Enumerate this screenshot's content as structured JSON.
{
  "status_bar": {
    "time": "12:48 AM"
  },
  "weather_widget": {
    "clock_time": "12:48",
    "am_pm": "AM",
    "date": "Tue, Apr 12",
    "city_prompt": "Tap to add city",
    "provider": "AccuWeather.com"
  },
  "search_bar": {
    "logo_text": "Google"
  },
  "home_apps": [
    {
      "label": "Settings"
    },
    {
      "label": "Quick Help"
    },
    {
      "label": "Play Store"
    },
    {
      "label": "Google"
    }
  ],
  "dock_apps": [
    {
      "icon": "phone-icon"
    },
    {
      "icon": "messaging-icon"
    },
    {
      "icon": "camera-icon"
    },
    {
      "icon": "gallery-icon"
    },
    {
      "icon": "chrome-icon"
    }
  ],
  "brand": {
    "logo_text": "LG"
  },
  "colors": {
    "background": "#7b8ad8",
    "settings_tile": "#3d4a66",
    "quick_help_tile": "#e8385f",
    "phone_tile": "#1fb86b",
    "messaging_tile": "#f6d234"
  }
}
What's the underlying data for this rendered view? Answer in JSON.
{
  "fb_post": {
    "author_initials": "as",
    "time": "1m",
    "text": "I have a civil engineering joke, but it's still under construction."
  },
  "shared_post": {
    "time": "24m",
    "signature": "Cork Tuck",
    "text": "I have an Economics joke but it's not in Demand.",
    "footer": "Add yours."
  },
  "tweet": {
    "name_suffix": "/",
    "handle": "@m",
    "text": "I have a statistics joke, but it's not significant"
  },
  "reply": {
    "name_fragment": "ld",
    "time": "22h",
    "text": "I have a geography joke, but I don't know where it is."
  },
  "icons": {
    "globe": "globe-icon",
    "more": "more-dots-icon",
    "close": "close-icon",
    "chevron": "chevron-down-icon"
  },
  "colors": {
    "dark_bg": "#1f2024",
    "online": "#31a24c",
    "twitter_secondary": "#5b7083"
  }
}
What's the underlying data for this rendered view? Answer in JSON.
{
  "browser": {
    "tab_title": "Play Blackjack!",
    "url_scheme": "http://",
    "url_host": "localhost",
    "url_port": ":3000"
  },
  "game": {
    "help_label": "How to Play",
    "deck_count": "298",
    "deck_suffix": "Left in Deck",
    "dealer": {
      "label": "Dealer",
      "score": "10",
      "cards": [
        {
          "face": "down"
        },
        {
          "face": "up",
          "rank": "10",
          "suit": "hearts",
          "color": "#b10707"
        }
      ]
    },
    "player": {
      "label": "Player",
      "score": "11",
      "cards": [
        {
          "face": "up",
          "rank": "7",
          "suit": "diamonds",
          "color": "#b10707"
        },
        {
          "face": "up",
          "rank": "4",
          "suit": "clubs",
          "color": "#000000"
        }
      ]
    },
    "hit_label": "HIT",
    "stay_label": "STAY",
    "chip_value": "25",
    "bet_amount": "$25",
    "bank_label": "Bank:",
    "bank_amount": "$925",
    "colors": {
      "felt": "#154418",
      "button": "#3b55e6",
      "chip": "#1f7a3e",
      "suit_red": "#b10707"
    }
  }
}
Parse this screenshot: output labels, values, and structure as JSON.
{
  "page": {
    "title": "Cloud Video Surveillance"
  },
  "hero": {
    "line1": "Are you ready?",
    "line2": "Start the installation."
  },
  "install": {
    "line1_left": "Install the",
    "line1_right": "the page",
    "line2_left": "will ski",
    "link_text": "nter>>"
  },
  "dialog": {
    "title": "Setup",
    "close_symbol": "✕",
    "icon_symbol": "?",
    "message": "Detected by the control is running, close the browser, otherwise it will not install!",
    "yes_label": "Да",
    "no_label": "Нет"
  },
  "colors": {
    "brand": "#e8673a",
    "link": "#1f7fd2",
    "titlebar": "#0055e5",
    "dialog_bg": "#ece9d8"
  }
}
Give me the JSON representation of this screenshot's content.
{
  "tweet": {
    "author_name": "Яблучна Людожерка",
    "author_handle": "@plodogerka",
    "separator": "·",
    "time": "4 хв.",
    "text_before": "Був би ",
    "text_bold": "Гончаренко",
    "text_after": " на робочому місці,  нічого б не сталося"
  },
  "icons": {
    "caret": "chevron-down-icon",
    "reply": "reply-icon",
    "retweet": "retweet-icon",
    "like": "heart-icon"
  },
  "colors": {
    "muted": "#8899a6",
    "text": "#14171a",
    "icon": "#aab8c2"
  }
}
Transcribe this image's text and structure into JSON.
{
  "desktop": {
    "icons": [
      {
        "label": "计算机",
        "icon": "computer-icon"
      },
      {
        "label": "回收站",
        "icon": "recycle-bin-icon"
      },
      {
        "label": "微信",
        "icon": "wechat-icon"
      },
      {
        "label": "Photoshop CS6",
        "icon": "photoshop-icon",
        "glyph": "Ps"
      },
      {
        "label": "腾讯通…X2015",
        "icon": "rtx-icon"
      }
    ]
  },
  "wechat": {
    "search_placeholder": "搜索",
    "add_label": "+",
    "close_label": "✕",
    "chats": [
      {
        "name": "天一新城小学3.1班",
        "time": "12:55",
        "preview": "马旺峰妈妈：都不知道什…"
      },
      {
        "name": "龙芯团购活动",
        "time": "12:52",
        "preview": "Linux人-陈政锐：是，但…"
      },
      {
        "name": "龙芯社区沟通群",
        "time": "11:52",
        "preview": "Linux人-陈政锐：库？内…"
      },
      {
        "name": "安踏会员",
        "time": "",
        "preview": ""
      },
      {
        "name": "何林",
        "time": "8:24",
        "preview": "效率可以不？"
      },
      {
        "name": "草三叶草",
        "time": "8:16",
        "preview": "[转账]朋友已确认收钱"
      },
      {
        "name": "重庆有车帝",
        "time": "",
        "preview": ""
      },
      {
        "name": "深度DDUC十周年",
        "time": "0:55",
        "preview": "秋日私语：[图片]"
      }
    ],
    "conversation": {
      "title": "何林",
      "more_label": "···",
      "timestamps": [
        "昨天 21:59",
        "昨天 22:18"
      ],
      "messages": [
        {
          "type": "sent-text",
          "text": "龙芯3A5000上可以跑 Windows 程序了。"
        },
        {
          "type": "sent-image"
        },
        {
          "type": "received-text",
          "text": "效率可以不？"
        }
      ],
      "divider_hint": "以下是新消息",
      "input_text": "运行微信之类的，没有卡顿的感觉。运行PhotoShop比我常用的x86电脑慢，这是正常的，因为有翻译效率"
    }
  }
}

● **Problem to work on**
List the lines of the entries that include "this".

● **Written answer**
Enumerate this screenshot's content as structured JSON.
What's the underlying data for this rendered view? Answer in JSON.
What's the underlying data for this rendered view? Answer in JSON.
Parse this screenshot: output labels, values, and structure as JSON.
Give me the JSON representation of this screenshot's content.
Transcribe this image's text and structure into JSON.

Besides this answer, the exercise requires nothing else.